[Part of a data file]
* * * * * * * * *

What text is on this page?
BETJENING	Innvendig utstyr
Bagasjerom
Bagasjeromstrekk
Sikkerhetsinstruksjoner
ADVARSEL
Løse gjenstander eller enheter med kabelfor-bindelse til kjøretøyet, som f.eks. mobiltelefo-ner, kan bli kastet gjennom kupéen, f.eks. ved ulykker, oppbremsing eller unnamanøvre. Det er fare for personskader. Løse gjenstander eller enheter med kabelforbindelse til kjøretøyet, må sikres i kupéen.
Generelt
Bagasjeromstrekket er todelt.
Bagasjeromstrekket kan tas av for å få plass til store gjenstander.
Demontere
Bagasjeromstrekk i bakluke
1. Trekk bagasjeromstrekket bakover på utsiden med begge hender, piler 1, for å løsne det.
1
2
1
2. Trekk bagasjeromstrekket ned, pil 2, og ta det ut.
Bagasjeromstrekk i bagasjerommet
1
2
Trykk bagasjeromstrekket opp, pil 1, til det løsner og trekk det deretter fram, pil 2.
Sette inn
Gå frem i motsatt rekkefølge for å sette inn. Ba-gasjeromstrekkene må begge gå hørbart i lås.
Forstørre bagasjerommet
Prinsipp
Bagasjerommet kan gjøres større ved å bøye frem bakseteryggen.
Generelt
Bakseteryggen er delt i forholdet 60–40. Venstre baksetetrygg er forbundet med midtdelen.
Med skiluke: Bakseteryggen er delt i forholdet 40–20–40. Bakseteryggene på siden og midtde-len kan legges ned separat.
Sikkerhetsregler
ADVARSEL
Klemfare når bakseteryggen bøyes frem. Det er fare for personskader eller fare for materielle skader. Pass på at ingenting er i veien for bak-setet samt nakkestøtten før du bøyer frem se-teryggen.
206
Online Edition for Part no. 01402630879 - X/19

* * * * * * * * *

* [Prompt]
Every record shown above must be echoed exactly.

* [The reply]
What text is on this page?
BETJENING	Innvendig utstyr
Bagasjerom
Bagasjeromstrekk
Sikkerhetsinstruksjoner
ADVARSEL
Løse gjenstander eller enheter med kabelfor-bindelse til kjøretøyet, som f.eks. mobiltelefo-ner, kan bli kastet gjennom kupéen, f.eks. ved ulykker, oppbremsing eller unnamanøvre. Det er fare for personskader. Løse gjenstander eller enheter med kabelforbindelse til kjøretøyet, må sikres i kupéen.
Generelt
Bagasjeromstrekket er todelt.
Bagasjeromstrekket kan tas av for å få plass til store gjenstander.
Demontere
Bagasjeromstrekk i bakluke
1. Trekk bagasjeromstrekket bakover på utsiden med begge hender, piler 1, for å løsne det.
1
2
1
2. Trekk bagasjeromstrekket ned, pil 2, og ta det ut.
Bagasjeromstrekk i bagasjerommet
1
2
Trykk bagasjeromstrekket opp, pil 1, til det løsner og trekk det deretter fram, pil 2.
Sette inn
Gå frem i motsatt rekkefølge for å sette inn. Ba-gasjeromstrekkene må begge gå hørbart i lås.
Forstørre bagasjerommet
Prinsipp
Bagasjerommet kan gjøres større ved å bøye frem bakseteryggen.
Generelt
Bakseteryggen er delt i forholdet 60–40. Venstre baksetetrygg er forbundet med midtdelen.
Med skiluke: Bakseteryggen er delt i forholdet 40–20–40. Bakseteryggene på siden og midtde-len kan legges ned separat.
Sikkerhetsregler
ADVARSEL
Klemfare når bakseteryggen bøyes frem. Det er fare for personskader eller fare for materielle skader. Pass på at ingenting er i veien for bak-setet samt nakkestøtten før du bøyer frem se-teryggen.
206
Online Edition for Part no. 01402630879 - X/19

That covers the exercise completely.